Source data:
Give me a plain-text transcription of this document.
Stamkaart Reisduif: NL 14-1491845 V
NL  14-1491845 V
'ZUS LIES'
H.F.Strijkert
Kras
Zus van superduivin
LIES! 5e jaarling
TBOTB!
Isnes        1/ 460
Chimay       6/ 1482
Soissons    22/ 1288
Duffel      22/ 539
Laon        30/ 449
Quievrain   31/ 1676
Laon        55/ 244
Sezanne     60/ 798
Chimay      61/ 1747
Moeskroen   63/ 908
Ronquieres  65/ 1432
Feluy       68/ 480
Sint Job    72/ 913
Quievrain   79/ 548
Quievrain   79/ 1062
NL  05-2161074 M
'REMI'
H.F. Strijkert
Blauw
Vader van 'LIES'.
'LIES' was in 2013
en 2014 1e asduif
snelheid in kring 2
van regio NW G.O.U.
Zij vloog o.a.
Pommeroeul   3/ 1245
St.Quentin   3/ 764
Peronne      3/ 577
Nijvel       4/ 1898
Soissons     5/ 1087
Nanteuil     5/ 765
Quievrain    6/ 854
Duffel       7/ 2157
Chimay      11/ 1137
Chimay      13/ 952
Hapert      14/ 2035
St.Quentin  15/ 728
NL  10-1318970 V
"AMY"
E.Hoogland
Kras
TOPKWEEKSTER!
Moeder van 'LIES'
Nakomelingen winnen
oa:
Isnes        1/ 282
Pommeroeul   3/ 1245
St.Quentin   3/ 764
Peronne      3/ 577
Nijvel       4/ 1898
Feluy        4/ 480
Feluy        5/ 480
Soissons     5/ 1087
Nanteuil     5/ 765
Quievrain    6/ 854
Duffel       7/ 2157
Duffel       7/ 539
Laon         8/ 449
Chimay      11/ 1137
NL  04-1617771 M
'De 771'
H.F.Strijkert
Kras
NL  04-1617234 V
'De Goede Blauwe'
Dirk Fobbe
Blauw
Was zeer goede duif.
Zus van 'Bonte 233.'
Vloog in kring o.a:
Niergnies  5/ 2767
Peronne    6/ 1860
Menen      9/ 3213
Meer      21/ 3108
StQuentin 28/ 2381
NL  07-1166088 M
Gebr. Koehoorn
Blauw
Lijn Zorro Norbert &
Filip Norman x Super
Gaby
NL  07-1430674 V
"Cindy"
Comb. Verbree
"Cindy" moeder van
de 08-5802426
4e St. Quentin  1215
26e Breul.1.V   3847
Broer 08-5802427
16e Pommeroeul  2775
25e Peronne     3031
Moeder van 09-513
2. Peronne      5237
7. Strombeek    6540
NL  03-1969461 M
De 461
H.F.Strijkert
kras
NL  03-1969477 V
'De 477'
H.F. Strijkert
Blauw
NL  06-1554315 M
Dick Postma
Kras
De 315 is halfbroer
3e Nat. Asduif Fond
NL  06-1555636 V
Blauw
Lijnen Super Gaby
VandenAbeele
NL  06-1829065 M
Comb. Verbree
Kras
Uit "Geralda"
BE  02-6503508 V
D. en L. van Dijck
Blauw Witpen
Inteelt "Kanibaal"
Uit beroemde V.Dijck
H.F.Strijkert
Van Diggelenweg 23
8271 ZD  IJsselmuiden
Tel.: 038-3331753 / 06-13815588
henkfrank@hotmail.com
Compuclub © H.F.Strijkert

**Goal of the exercise**
Each line above must be printed exactly as it appears.

**Output of the task**
Give me a plain-text transcription of this document.
Stamkaart Reisduif: NL 14-1491845 V
NL  14-1491845 V
'ZUS LIES'
H.F.Strijkert
Kras
Zus van superduivin
LIES! 5e jaarling
TBOTB!
Isnes        1/ 460
Chimay       6/ 1482
Soissons    22/ 1288
Duffel      22/ 539
Laon        30/ 449
Quievrain   31/ 1676
Laon        55/ 244
Sezanne     60/ 798
Chimay      61/ 1747
Moeskroen   63/ 908
Ronquieres  65/ 1432
Feluy       68/ 480
Sint Job    72/ 913
Quievrain   79/ 548
Quievrain   79/ 1062
NL  05-2161074 M
'REMI'
H.F. Strijkert
Blauw
Vader van 'LIES'.
'LIES' was in 2013
en 2014 1e asduif
snelheid in kring 2
van regio NW G.O.U.
Zij vloog o.a.
Pommeroeul   3/ 1245
St.Quentin   3/ 764
Peronne      3/ 577
Nijvel       4/ 1898
Soissons     5/ 1087
Nanteuil     5/ 765
Quievrain    6/ 854
Duffel       7/ 2157
Chimay      11/ 1137
Chimay      13/ 952
Hapert      14/ 2035
St.Quentin  15/ 728
NL  10-1318970 V
"AMY"
E.Hoogland
Kras
TOPKWEEKSTER!
Moeder van 'LIES'
Nakomelingen winnen
oa:
Isnes        1/ 282
Pommeroeul   3/ 1245
St.Quentin   3/ 764
Peronne      3/ 577
Nijvel       4/ 1898
Feluy        4/ 480
Feluy        5/ 480
Soissons     5/ 1087
Nanteuil     5/ 765
Quievrain    6/ 854
Duffel       7/ 2157
Duffel       7/ 539
Laon         8/ 449
Chimay      11/ 1137
NL  04-1617771 M
'De 771'
H.F.Strijkert
Kras
NL  04-1617234 V
'De Goede Blauwe'
Dirk Fobbe
Blauw
Was zeer goede duif.
Zus van 'Bonte 233.'
Vloog in kring o.a:
Niergnies  5/ 2767
Peronne    6/ 1860
Menen      9/ 3213
Meer      21/ 3108
StQuentin 28/ 2381
NL  07-1166088 M
Gebr. Koehoorn
Blauw
Lijn Zorro Norbert &
Filip Norman x Super
Gaby
NL  07-1430674 V
"Cindy"
Comb. Verbree
"Cindy" moeder van
de 08-5802426
4e St. Quentin  1215
26e Breul.1.V   3847
Broer 08-5802427
16e Pommeroeul  2775
25e Peronne     3031
Moeder van 09-513
2. Peronne      5237
7. Strombeek    6540
NL  03-1969461 M
De 461
H.F.Strijkert
kras
NL  03-1969477 V
'De 477'
H.F. Strijkert
Blauw
NL  06-1554315 M
Dick Postma
Kras
De 315 is halfbroer
3e Nat. Asduif Fond
NL  06-1555636 V
Blauw
Lijnen Super Gaby
VandenAbeele
NL  06-1829065 M
Comb. Verbree
Kras
Uit "Geralda"
BE  02-6503508 V
D. en L. van Dijck
Blauw Witpen
Inteelt "Kanibaal"
Uit beroemde V.Dijck
H.F.Strijkert
Van Diggelenweg 23
8271 ZD  IJsselmuiden
Tel.: 038-3331753 / 06-13815588
henkfrank@hotmail.com
Compuclub © H.F.Strijkert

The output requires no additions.